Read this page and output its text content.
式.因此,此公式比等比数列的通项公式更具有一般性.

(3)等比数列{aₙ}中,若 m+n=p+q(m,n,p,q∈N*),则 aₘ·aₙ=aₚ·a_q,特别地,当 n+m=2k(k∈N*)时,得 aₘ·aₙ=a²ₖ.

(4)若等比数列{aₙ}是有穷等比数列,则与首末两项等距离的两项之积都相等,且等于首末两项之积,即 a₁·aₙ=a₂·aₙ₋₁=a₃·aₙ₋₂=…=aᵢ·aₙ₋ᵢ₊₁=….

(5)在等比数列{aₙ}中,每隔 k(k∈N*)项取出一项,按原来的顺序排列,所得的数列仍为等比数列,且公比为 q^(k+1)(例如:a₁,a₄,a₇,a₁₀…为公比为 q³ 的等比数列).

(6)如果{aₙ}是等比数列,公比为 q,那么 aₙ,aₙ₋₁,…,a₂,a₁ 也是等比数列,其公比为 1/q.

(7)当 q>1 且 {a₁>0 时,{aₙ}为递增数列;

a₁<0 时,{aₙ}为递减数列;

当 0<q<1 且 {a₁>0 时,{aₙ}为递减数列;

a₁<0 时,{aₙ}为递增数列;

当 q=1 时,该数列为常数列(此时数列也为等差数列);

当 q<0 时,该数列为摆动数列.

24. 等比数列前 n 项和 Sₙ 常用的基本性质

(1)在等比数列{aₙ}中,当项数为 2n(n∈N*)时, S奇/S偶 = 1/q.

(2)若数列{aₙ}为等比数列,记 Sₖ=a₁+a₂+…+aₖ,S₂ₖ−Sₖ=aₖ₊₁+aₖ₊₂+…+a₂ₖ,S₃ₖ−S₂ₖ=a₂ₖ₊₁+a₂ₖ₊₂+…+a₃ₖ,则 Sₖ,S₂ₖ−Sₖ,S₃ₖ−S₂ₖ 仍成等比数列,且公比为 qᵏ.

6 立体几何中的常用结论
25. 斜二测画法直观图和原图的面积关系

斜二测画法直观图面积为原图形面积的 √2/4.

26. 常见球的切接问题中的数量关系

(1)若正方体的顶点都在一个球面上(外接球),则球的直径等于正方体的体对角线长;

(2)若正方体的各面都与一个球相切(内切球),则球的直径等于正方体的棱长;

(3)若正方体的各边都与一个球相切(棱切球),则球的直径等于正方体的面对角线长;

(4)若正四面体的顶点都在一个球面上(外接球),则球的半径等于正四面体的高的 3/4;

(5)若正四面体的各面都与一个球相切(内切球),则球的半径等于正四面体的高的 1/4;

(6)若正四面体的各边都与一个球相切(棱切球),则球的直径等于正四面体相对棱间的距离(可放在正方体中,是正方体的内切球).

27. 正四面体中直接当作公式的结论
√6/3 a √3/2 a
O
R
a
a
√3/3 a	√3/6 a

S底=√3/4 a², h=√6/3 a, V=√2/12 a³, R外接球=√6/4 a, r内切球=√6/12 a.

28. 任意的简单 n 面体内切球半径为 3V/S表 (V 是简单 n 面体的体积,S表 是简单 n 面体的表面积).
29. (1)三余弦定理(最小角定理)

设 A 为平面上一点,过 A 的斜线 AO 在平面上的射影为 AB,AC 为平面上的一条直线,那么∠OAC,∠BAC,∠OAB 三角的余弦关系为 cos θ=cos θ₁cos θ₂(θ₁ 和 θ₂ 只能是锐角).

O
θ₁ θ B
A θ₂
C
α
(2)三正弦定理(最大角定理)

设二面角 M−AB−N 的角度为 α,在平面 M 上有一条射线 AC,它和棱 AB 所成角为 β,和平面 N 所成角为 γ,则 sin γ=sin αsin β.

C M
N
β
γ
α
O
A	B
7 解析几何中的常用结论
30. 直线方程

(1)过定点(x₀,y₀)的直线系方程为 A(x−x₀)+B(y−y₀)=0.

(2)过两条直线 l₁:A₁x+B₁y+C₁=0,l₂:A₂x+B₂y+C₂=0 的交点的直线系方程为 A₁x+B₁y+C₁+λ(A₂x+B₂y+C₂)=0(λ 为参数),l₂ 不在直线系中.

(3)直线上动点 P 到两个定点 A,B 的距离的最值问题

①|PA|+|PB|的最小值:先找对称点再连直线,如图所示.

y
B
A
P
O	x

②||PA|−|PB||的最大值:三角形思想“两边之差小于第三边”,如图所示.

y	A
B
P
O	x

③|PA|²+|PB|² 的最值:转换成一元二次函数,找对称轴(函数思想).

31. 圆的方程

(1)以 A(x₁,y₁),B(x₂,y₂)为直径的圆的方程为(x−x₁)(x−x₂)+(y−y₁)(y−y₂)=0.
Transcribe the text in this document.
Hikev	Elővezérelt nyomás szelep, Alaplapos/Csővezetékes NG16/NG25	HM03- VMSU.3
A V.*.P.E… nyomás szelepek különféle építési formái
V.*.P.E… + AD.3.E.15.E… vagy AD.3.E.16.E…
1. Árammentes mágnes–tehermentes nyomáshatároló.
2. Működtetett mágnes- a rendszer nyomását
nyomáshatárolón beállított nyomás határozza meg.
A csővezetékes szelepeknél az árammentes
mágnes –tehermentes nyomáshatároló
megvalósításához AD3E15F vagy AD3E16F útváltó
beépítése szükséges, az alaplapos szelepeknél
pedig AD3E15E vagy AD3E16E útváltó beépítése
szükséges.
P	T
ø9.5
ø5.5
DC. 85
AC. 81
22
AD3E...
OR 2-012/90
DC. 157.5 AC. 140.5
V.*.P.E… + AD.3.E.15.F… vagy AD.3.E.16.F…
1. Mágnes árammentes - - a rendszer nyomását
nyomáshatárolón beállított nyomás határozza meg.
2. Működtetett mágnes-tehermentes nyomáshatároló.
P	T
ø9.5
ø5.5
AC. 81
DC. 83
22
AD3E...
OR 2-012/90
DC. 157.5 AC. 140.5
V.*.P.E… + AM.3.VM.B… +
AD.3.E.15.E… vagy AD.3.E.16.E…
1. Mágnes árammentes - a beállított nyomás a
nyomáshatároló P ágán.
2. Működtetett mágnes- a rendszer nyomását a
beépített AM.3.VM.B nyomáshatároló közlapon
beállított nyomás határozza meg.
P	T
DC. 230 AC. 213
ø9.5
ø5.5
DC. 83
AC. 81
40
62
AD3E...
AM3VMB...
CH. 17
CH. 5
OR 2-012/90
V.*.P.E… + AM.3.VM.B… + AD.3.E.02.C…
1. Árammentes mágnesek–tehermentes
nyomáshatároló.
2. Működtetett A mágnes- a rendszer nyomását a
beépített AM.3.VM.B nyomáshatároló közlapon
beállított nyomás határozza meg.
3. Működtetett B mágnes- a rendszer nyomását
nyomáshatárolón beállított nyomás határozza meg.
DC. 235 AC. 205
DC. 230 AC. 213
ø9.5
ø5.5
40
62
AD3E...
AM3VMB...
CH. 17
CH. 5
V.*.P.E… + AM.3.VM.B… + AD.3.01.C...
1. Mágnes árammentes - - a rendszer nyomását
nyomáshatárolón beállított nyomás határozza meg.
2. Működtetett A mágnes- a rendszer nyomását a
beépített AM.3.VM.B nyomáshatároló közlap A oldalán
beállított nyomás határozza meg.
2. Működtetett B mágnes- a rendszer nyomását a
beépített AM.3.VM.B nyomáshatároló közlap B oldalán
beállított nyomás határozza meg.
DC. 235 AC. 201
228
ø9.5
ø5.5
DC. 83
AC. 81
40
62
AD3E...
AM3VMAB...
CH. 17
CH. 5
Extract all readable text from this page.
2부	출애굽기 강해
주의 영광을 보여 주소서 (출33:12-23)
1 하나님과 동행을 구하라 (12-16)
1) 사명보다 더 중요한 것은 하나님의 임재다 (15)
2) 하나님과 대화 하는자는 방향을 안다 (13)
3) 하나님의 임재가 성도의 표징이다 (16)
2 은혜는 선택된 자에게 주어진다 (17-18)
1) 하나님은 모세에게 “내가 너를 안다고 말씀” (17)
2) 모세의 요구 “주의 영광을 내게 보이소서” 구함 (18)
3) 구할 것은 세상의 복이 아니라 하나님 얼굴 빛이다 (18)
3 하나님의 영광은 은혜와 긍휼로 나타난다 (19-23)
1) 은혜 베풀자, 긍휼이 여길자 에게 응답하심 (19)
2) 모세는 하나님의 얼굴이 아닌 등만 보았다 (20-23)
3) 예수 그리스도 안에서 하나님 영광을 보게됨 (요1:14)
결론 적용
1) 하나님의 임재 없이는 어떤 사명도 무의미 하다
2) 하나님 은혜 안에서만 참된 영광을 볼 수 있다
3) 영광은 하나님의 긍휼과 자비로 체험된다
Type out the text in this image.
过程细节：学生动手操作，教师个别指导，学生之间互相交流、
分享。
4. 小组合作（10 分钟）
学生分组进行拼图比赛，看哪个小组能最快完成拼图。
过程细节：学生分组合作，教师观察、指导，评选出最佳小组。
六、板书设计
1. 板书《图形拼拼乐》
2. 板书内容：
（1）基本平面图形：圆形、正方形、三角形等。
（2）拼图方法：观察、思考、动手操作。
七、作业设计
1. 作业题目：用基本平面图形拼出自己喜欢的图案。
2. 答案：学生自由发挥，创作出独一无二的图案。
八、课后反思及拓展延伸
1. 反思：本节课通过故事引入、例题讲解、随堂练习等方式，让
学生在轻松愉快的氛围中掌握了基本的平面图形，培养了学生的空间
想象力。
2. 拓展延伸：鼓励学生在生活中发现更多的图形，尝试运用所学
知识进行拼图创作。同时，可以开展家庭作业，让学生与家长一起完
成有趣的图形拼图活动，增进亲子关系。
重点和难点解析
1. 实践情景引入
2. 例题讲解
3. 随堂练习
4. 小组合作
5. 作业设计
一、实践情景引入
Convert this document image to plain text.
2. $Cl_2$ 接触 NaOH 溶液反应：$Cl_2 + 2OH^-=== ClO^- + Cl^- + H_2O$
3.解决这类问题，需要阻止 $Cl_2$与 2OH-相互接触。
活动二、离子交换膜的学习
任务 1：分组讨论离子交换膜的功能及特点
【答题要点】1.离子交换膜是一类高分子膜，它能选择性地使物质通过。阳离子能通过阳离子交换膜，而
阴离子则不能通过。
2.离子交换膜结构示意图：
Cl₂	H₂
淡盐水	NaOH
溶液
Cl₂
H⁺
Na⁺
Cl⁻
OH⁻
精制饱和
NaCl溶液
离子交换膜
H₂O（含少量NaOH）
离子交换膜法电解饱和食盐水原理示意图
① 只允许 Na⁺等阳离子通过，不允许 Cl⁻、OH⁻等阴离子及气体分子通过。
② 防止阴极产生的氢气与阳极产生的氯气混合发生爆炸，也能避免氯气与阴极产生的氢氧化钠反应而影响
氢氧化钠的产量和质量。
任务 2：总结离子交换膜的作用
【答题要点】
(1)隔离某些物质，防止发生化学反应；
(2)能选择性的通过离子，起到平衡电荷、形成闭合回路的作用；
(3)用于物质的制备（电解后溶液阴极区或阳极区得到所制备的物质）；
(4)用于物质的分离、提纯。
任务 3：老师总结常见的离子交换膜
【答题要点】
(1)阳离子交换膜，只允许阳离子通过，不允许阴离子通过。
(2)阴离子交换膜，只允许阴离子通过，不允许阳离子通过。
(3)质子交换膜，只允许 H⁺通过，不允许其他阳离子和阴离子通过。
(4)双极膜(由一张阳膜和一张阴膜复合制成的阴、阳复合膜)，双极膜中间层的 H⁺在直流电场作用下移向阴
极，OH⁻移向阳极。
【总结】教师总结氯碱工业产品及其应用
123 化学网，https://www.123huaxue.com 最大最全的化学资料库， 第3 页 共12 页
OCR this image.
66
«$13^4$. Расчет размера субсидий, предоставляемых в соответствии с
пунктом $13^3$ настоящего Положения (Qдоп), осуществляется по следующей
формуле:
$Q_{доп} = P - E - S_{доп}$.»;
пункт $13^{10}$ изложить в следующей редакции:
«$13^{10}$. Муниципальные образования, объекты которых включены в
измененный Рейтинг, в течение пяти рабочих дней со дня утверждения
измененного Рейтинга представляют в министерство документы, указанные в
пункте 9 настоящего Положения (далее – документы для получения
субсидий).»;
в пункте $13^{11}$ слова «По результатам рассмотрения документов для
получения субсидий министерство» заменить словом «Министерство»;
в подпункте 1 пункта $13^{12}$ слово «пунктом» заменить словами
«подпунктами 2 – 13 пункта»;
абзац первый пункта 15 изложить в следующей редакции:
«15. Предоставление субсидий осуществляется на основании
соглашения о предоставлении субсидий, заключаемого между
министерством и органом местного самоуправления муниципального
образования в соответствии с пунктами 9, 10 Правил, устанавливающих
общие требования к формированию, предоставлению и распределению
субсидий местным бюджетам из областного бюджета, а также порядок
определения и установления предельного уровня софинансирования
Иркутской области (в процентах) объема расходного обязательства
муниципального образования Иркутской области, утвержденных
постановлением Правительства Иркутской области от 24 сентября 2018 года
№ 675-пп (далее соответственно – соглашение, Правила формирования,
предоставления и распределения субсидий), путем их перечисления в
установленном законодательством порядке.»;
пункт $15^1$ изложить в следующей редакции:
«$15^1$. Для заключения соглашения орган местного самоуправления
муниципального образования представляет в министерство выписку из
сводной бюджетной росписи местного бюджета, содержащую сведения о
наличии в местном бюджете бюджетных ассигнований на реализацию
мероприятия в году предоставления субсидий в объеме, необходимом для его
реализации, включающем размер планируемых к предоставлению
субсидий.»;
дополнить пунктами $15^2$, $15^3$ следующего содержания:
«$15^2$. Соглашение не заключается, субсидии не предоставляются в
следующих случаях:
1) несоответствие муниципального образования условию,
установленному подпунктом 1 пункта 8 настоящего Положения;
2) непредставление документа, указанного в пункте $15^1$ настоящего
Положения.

::::

AIM OF THE EXERCISE.
Only the number is required: the count of lines containing the word "beépítése".

TASK RESPONSE.
2